- Instruction
Would you write out the entries below, every one of them, exactly?

[Saved entries]

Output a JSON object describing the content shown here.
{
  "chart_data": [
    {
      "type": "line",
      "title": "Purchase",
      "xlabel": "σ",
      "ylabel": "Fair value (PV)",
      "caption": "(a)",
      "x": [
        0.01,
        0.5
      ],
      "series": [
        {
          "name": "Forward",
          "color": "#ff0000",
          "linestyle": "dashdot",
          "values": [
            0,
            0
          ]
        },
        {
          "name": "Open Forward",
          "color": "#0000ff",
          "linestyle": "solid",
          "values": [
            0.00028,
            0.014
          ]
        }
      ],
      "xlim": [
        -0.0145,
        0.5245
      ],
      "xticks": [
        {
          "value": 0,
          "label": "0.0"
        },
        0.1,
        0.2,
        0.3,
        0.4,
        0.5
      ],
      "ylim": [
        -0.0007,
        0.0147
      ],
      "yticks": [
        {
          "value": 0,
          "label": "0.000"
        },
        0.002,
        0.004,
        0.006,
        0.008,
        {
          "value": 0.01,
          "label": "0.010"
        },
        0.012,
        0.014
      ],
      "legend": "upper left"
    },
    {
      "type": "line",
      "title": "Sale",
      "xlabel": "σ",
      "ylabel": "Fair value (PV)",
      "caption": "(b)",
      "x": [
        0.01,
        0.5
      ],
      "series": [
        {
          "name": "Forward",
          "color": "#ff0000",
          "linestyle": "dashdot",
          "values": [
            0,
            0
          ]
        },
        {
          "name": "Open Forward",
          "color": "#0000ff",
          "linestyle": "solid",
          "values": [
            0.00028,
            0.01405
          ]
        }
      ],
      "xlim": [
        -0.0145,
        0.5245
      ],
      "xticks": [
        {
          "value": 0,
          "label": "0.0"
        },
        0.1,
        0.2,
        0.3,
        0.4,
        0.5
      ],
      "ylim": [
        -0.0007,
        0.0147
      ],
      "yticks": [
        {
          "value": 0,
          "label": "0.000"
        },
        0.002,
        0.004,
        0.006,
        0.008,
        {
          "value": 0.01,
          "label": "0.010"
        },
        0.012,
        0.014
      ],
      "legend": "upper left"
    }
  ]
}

- Solution below
Output a JSON object describing the content shown here.
{
  "chart_data": [
    {
      "type": "line",
      "title": "Purchase",
      "xlabel": "σ",
      "ylabel": "Fair value (PV)",
      "caption": "(a)",
      "x": [
        0.01,
        0.5
      ],
      "series": [
        {
          "name": "Forward",
          "color": "#ff0000",
          "linestyle": "dashdot",
          "values": [
            0,
            0
          ]
        },
        {
          "name": "Open Forward",
          "color": "#0000ff",
          "linestyle": "solid",
          "values": [
            0.00028,
            0.014
          ]
        }
      ],
      "xlim": [
        -0.0145,
        0.5245
      ],
      "xticks": [
        {
          "value": 0,
          "label": "0.0"
        },
        0.1,
        0.2,
        0.3,
        0.4,
        0.5
      ],
      "ylim": [
        -0.0007,
        0.0147
      ],
      "yticks": [
        {
          "value": 0,
          "label": "0.000"
        },
        0.002,
        0.004,
        0.006,
        0.008,
        {
          "value": 0.01,
          "label": "0.010"
        },
        0.012,
        0.014
      ],
      "legend": "upper left"
    },
    {
      "type": "line",
      "title": "Sale",
      "xlabel": "σ",
      "ylabel": "Fair value (PV)",
      "caption": "(b)",
      "x": [
        0.01,
        0.5
      ],
      "series": [
        {
          "name": "Forward",
          "color": "#ff0000",
          "linestyle": "dashdot",
          "values": [
            0,
            0
          ]
        },
        {
          "name": "Open Forward",
          "color": "#0000ff",
          "linestyle": "solid",
          "values": [
            0.00028,
            0.01405
          ]
        }
      ],
      "xlim": [
        -0.0145,
        0.5245
      ],
      "xticks": [
        {
          "value": 0,
          "label": "0.0"
        },
        0.1,
        0.2,
        0.3,
        0.4,
        0.5
      ],
      "ylim": [
        -0.0007,
        0.0147
      ],
      "yticks": [
        {
          "value": 0,
          "label": "0.000"
        },
        0.002,
        0.004,
        0.006,
        0.008,
        {
          "value": 0.01,
          "label": "0.010"
        },
        0.012,
        0.014
      ],
      "legend": "upper left"
    }
  ]
}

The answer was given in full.